>> BEGIN Input

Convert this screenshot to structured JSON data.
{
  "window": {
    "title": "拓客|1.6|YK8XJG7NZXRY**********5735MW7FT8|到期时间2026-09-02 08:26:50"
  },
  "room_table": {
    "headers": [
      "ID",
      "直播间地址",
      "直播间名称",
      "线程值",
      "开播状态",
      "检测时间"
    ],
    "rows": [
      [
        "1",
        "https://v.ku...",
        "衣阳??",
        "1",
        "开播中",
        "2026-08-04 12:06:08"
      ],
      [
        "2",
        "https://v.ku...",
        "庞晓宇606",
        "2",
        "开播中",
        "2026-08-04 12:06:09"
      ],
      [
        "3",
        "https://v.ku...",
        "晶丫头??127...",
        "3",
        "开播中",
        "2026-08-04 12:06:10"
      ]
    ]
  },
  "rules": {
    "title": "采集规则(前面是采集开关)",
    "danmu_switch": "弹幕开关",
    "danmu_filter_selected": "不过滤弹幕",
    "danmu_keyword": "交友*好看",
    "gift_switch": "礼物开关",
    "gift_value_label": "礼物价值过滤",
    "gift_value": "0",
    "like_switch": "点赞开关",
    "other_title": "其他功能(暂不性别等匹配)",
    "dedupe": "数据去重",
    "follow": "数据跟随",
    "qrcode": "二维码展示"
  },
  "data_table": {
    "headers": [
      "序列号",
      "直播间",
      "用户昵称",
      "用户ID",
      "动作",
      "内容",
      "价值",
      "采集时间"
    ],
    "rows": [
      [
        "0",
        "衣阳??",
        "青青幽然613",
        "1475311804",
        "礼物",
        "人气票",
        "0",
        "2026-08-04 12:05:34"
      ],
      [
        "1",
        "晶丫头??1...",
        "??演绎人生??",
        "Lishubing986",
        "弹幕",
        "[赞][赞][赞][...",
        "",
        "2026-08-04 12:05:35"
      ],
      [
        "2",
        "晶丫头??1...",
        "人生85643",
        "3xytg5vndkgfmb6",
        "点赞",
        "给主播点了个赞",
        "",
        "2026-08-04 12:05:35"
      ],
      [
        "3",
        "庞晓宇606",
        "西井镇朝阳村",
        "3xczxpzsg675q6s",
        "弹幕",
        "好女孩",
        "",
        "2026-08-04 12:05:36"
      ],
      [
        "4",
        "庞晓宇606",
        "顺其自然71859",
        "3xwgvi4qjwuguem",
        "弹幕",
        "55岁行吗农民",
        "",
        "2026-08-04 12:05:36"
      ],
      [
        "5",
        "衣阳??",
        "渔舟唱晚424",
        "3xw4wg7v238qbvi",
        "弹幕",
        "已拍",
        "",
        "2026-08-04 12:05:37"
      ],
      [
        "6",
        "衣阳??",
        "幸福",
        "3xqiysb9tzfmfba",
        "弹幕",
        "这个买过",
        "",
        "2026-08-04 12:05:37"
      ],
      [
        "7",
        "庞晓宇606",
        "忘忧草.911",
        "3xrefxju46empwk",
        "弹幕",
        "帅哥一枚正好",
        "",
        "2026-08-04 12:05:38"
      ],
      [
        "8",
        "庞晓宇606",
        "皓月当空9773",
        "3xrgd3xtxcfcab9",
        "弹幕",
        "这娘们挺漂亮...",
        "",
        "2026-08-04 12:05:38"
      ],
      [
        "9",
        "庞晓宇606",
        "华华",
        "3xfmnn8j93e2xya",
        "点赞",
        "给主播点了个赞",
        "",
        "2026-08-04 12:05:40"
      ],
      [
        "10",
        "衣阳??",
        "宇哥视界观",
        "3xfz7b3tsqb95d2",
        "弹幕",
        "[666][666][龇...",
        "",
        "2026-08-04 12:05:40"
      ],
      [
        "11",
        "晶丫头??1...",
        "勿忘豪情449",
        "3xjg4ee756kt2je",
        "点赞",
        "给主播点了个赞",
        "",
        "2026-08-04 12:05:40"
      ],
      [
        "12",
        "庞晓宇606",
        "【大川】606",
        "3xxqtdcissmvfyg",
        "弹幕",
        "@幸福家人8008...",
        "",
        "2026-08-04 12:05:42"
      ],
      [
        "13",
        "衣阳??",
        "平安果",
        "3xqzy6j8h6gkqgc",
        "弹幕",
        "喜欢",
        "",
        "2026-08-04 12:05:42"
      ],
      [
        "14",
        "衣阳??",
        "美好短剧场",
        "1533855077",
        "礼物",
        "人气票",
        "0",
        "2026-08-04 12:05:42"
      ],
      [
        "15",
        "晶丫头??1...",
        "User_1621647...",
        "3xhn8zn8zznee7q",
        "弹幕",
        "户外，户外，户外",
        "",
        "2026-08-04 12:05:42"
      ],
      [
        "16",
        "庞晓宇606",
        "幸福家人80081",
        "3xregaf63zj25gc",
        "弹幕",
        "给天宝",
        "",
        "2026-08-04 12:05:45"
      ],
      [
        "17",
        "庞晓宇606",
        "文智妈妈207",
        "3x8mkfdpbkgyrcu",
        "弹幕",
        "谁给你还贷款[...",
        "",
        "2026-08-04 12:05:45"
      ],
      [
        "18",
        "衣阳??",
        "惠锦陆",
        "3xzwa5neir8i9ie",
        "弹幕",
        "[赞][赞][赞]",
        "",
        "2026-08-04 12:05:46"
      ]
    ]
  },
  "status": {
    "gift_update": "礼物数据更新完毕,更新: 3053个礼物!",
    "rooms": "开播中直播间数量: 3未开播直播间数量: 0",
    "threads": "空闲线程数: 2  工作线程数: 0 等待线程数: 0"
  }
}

>> END Input

▸ **Challenge**
Copy each line of the data above without altering a single character.

▸ **Exercise output**
Convert this screenshot to structured JSON data.
{
  "window": {
    "title": "拓客|1.6|YK8XJG7NZXRY**********5735MW7FT8|到期时间2026-09-02 08:26:50"
  },
  "room_table": {
    "headers": [
      "ID",
      "直播间地址",
      "直播间名称",
      "线程值",
      "开播状态",
      "检测时间"
    ],
    "rows": [
      [
        "1",
        "https://v.ku...",
        "衣阳??",
        "1",
        "开播中",
        "2026-08-04 12:06:08"
      ],
      [
        "2",
        "https://v.ku...",
        "庞晓宇606",
        "2",
        "开播中",
        "2026-08-04 12:06:09"
      ],
      [
        "3",
        "https://v.ku...",
        "晶丫头??127...",
        "3",
        "开播中",
        "2026-08-04 12:06:10"
      ]
    ]
  },
  "rules": {
    "title": "采集规则(前面是采集开关)",
    "danmu_switch": "弹幕开关",
    "danmu_filter_selected": "不过滤弹幕",
    "danmu_keyword": "交友*好看",
    "gift_switch": "礼物开关",
    "gift_value_label": "礼物价值过滤",
    "gift_value": "0",
    "like_switch": "点赞开关",
    "other_title": "其他功能(暂不性别等匹配)",
    "dedupe": "数据去重",
    "follow": "数据跟随",
    "qrcode": "二维码展示"
  },
  "data_table": {
    "headers": [
      "序列号",
      "直播间",
      "用户昵称",
      "用户ID",
      "动作",
      "内容",
      "价值",
      "采集时间"
    ],
    "rows": [
      [
        "0",
        "衣阳??",
        "青青幽然613",
        "1475311804",
        "礼物",
        "人气票",
        "0",
        "2026-08-04 12:05:34"
      ],
      [
        "1",
        "晶丫头??1...",
        "??演绎人生??",
        "Lishubing986",
        "弹幕",
        "[赞][赞][赞][...",
        "",
        "2026-08-04 12:05:35"
      ],
      [
        "2",
        "晶丫头??1...",
        "人生85643",
        "3xytg5vndkgfmb6",
        "点赞",
        "给主播点了个赞",
        "",
        "2026-08-04 12:05:35"
      ],
      [
        "3",
        "庞晓宇606",
        "西井镇朝阳村",
        "3xczxpzsg675q6s",
        "弹幕",
        "好女孩",
        "",
        "2026-08-04 12:05:36"
      ],
      [
        "4",
        "庞晓宇606",
        "顺其自然71859",
        "3xwgvi4qjwuguem",
        "弹幕",
        "55岁行吗农民",
        "",
        "2026-08-04 12:05:36"
      ],
      [
        "5",
        "衣阳??",
        "渔舟唱晚424",
        "3xw4wg7v238qbvi",
        "弹幕",
        "已拍",
        "",
        "2026-08-04 12:05:37"
      ],
      [
        "6",
        "衣阳??",
        "幸福",
        "3xqiysb9tzfmfba",
        "弹幕",
        "这个买过",
        "",
        "2026-08-04 12:05:37"
      ],
      [
        "7",
        "庞晓宇606",
        "忘忧草.911",
        "3xrefxju46empwk",
        "弹幕",
        "帅哥一枚正好",
        "",
        "2026-08-04 12:05:38"
      ],
      [
        "8",
        "庞晓宇606",
        "皓月当空9773",
        "3xrgd3xtxcfcab9",
        "弹幕",
        "这娘们挺漂亮...",
        "",
        "2026-08-04 12:05:38"
      ],
      [
        "9",
        "庞晓宇606",
        "华华",
        "3xfmnn8j93e2xya",
        "点赞",
        "给主播点了个赞",
        "",
        "2026-08-04 12:05:40"
      ],
      [
        "10",
        "衣阳??",
        "宇哥视界观",
        "3xfz7b3tsqb95d2",
        "弹幕",
        "[666][666][龇...",
        "",
        "2026-08-04 12:05:40"
      ],
      [
        "11",
        "晶丫头??1...",
        "勿忘豪情449",
        "3xjg4ee756kt2je",
        "点赞",
        "给主播点了个赞",
        "",
        "2026-08-04 12:05:40"
      ],
      [
        "12",
        "庞晓宇606",
        "【大川】606",
        "3xxqtdcissmvfyg",
        "弹幕",
        "@幸福家人8008...",
        "",
        "2026-08-04 12:05:42"
      ],
      [
        "13",
        "衣阳??",
        "平安果",
        "3xqzy6j8h6gkqgc",
        "弹幕",
        "喜欢",
        "",
        "2026-08-04 12:05:42"
      ],
      [
        "14",
        "衣阳??",
        "美好短剧场",
        "1533855077",
        "礼物",
        "人气票",
        "0",
        "2026-08-04 12:05:42"
      ],
      [
        "15",
        "晶丫头??1...",
        "User_1621647...",
        "3xhn8zn8zznee7q",
        "弹幕",
        "户外，户外，户外",
        "",
        "2026-08-04 12:05:42"
      ],
      [
        "16",
        "庞晓宇606",
        "幸福家人80081",
        "3xregaf63zj25gc",
        "弹幕",
        "给天宝",
        "",
        "2026-08-04 12:05:45"
      ],
      [
        "17",
        "庞晓宇606",
        "文智妈妈207",
        "3x8mkfdpbkgyrcu",
        "弹幕",
        "谁给你还贷款[...",
        "",
        "2026-08-04 12:05:45"
      ],
      [
        "18",
        "衣阳??",
        "惠锦陆",
        "3xzwa5neir8i9ie",
        "弹幕",
        "[赞][赞][赞]",
        "",
        "2026-08-04 12:05:46"
      ]
    ]
  },
  "status": {
    "gift_update": "礼物数据更新完毕,更新: 3053个礼物!",
    "rooms": "开播中直播间数量: 3未开播直播间数量: 0",
    "threads": "空闲线程数: 2  工作线程数: 0 等待线程数: 0"
  }
}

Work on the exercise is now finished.